**Exercise directions:** In how many lines does the string "Frequency" appear? Answer with the number only.

**Record extracts:**
-- begin --

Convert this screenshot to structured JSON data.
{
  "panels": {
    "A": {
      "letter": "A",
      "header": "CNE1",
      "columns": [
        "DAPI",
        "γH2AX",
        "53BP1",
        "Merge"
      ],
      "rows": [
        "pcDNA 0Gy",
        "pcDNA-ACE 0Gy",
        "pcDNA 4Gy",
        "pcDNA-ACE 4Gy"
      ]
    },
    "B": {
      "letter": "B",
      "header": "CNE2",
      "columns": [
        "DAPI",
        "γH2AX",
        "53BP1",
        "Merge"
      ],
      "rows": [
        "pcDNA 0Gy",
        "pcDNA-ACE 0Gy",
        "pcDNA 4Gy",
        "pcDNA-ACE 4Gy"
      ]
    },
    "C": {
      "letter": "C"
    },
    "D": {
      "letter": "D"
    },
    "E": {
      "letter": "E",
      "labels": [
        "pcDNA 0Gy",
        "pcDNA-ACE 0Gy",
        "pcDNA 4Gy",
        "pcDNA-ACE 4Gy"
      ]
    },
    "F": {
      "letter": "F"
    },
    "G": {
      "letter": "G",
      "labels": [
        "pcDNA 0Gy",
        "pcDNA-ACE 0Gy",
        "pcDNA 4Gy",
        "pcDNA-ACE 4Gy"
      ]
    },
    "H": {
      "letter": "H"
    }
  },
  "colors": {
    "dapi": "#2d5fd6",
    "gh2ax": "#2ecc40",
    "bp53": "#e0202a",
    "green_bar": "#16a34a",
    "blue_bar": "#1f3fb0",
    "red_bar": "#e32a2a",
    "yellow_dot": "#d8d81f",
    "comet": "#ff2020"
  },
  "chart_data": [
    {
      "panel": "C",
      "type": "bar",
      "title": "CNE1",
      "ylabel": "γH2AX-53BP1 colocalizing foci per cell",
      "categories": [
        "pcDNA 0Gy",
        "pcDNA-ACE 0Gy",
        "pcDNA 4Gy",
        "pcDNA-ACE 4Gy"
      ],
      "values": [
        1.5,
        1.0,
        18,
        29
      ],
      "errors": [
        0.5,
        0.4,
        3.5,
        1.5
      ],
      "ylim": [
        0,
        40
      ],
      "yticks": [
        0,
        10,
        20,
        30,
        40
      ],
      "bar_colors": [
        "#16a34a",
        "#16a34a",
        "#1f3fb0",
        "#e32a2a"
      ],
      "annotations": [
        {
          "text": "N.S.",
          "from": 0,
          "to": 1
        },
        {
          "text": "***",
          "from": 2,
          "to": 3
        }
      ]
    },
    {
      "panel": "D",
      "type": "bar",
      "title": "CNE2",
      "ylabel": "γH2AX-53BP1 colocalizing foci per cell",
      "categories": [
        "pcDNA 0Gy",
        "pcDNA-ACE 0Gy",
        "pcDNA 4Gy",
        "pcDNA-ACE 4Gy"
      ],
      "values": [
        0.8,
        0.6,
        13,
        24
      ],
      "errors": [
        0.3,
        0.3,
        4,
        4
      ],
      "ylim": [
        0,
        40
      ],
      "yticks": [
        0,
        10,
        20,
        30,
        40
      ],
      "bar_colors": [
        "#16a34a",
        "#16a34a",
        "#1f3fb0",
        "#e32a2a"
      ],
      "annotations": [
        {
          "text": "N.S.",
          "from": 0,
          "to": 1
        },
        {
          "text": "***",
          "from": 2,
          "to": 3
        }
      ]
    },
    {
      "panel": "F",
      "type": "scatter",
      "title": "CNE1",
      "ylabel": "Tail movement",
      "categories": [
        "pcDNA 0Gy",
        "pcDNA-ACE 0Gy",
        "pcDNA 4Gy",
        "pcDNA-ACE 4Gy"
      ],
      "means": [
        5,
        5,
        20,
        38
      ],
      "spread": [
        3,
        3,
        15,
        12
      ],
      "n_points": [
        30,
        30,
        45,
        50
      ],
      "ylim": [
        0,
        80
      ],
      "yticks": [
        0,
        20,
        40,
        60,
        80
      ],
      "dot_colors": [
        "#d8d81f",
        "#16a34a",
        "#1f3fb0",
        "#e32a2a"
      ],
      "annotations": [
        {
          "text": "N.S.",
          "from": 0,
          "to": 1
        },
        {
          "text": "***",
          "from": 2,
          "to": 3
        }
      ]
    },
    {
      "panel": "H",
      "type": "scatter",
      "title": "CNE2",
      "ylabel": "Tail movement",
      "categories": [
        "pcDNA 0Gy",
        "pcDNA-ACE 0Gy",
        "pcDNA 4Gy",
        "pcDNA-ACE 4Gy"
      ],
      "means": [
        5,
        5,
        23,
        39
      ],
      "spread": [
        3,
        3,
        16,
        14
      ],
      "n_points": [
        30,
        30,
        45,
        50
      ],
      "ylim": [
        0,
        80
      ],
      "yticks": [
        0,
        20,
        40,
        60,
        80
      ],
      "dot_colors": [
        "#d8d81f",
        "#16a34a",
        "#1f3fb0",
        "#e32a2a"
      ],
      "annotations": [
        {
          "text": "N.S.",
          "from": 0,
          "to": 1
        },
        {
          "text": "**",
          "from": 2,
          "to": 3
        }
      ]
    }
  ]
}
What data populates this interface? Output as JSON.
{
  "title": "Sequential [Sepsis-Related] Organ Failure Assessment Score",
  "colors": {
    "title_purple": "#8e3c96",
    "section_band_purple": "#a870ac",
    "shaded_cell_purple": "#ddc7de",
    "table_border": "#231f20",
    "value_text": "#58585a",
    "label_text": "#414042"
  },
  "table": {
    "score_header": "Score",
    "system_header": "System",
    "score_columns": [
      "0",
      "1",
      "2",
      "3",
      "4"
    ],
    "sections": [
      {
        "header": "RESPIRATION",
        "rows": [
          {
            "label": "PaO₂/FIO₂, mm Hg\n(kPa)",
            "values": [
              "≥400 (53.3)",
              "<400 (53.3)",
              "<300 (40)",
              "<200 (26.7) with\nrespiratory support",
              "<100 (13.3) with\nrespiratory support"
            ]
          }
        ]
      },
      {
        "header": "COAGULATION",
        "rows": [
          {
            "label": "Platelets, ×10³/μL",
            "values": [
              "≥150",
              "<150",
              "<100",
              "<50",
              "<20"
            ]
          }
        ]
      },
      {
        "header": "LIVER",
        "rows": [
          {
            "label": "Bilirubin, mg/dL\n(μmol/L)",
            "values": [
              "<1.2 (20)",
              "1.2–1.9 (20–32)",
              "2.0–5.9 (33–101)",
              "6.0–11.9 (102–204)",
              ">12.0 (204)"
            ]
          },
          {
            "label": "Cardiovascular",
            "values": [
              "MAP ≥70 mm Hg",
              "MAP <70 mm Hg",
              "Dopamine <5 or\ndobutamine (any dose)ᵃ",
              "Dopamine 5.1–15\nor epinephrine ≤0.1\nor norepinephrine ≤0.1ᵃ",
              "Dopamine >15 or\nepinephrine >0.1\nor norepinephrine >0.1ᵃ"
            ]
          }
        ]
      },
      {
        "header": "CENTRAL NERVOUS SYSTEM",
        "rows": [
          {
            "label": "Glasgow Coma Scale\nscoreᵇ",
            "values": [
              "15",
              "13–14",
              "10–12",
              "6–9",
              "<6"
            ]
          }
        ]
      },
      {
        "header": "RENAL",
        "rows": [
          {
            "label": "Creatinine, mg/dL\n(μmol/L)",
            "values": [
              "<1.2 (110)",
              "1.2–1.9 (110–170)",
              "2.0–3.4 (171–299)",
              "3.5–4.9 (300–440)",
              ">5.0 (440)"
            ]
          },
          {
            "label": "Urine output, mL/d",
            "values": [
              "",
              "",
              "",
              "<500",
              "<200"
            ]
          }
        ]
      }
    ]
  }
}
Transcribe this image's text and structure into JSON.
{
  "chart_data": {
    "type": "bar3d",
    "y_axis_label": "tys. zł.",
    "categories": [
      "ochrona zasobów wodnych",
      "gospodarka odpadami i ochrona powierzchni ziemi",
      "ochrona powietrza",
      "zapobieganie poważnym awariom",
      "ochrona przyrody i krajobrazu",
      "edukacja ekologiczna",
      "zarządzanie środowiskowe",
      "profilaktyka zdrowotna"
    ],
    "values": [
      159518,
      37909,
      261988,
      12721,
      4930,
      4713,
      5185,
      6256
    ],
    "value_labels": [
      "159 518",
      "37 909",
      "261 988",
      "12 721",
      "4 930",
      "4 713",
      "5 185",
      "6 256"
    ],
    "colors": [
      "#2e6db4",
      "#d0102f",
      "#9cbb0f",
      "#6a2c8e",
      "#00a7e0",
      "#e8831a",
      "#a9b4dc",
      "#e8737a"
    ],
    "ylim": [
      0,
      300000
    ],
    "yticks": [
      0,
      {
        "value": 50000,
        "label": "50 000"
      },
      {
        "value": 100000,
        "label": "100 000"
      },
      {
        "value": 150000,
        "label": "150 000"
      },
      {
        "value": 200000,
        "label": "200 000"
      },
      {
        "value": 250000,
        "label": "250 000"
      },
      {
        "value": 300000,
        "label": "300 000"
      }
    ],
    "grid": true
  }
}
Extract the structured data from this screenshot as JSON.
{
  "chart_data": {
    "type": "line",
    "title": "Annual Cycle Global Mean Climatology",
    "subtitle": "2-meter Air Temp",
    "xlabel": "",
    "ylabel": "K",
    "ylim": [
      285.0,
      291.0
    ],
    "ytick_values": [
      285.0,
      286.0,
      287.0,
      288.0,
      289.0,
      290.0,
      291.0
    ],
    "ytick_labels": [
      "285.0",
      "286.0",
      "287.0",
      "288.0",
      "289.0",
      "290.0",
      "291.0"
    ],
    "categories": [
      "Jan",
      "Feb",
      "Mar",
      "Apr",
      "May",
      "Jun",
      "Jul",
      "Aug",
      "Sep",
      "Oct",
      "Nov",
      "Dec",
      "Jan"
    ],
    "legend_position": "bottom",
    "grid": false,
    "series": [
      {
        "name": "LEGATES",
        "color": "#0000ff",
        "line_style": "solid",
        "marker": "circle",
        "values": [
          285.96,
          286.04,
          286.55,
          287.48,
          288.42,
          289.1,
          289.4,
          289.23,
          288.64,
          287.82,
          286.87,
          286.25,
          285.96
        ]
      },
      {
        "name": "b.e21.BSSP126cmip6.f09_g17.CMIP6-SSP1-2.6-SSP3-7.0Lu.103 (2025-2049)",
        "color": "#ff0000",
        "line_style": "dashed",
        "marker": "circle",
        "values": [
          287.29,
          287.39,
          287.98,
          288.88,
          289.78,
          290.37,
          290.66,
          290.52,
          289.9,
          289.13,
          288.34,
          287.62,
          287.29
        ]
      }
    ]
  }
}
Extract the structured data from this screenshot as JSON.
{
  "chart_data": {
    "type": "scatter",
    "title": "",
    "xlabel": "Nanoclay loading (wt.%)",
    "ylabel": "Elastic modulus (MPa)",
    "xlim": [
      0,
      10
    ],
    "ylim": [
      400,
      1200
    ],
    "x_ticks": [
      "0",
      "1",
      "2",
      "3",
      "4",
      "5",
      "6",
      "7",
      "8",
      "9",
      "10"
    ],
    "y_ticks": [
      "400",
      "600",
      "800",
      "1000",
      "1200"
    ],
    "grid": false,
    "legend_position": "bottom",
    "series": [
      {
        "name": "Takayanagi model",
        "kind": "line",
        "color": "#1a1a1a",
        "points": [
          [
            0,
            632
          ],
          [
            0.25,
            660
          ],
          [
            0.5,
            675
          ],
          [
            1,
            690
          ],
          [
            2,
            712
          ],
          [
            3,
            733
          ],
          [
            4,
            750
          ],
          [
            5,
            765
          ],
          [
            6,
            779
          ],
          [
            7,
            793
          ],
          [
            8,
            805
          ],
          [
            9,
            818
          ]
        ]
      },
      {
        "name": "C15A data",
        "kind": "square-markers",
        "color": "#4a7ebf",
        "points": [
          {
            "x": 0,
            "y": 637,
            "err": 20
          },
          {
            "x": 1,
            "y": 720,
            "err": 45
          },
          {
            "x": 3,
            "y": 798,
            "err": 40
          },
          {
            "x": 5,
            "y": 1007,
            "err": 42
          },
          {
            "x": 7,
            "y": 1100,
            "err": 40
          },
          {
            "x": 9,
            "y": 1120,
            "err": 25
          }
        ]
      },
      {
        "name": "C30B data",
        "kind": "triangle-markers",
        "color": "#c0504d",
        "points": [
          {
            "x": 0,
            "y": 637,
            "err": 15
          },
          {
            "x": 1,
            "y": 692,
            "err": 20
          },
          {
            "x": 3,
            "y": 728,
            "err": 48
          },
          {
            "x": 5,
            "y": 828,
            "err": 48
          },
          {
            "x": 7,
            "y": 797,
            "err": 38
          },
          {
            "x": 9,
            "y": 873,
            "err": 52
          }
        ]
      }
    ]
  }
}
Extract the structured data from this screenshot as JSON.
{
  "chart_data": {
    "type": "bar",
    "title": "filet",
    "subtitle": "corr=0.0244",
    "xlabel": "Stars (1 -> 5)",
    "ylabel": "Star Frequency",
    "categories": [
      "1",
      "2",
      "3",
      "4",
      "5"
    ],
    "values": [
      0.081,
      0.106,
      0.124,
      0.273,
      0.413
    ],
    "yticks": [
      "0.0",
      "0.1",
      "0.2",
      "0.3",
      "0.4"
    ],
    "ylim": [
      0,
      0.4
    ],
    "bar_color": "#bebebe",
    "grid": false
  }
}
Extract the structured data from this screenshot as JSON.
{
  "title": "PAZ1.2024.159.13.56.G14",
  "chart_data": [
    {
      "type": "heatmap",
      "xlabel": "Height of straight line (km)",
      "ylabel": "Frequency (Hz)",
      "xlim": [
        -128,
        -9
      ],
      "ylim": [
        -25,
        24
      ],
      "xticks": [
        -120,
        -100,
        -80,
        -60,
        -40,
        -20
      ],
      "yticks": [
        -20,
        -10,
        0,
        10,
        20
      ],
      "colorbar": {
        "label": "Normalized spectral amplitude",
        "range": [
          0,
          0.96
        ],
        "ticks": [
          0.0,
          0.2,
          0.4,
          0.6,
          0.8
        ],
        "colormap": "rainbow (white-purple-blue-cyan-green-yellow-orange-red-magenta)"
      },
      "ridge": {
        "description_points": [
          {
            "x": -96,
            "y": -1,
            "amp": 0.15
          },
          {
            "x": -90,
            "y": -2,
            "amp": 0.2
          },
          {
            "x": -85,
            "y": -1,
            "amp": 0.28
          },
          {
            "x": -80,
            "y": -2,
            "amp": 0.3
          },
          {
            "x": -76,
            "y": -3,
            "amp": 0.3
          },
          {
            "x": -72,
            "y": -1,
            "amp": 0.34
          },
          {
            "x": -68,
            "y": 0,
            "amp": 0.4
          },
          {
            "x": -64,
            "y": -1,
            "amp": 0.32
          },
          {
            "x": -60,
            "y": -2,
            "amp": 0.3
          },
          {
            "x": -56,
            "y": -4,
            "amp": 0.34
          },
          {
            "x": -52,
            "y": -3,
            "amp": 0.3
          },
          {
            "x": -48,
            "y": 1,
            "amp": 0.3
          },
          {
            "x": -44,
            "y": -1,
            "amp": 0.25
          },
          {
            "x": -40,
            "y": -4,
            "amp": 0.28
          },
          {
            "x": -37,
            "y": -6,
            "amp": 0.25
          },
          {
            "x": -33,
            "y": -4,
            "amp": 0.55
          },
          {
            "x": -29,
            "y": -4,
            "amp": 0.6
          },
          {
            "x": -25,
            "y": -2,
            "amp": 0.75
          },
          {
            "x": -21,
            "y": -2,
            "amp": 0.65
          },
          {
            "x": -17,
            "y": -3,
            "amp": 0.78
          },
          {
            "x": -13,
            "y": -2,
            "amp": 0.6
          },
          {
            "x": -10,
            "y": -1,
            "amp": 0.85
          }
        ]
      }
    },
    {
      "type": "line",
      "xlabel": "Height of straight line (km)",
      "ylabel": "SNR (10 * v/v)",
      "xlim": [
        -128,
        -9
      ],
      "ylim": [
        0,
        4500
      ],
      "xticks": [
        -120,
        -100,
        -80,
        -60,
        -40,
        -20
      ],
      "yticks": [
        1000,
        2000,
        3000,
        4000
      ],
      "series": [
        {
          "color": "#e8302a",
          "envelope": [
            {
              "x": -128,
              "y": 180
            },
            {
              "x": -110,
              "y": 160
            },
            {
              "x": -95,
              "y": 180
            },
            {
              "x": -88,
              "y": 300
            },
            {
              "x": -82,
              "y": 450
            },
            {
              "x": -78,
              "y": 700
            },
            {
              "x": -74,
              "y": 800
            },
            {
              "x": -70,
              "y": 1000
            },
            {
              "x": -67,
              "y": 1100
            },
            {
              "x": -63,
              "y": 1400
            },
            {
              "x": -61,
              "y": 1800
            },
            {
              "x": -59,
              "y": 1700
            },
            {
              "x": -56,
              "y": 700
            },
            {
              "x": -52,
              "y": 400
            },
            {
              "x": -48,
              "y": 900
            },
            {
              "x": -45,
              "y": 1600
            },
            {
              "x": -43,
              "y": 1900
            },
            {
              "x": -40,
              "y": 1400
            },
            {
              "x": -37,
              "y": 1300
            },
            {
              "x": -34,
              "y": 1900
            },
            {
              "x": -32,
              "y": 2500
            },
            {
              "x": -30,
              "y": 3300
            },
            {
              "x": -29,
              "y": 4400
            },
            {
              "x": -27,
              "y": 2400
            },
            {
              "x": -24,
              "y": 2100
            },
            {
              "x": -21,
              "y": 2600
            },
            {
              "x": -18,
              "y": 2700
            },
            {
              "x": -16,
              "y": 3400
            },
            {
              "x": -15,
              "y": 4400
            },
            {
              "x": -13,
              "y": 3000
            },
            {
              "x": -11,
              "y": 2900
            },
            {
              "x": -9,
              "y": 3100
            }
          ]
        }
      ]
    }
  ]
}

-- end --

**Answer to this problem:** 2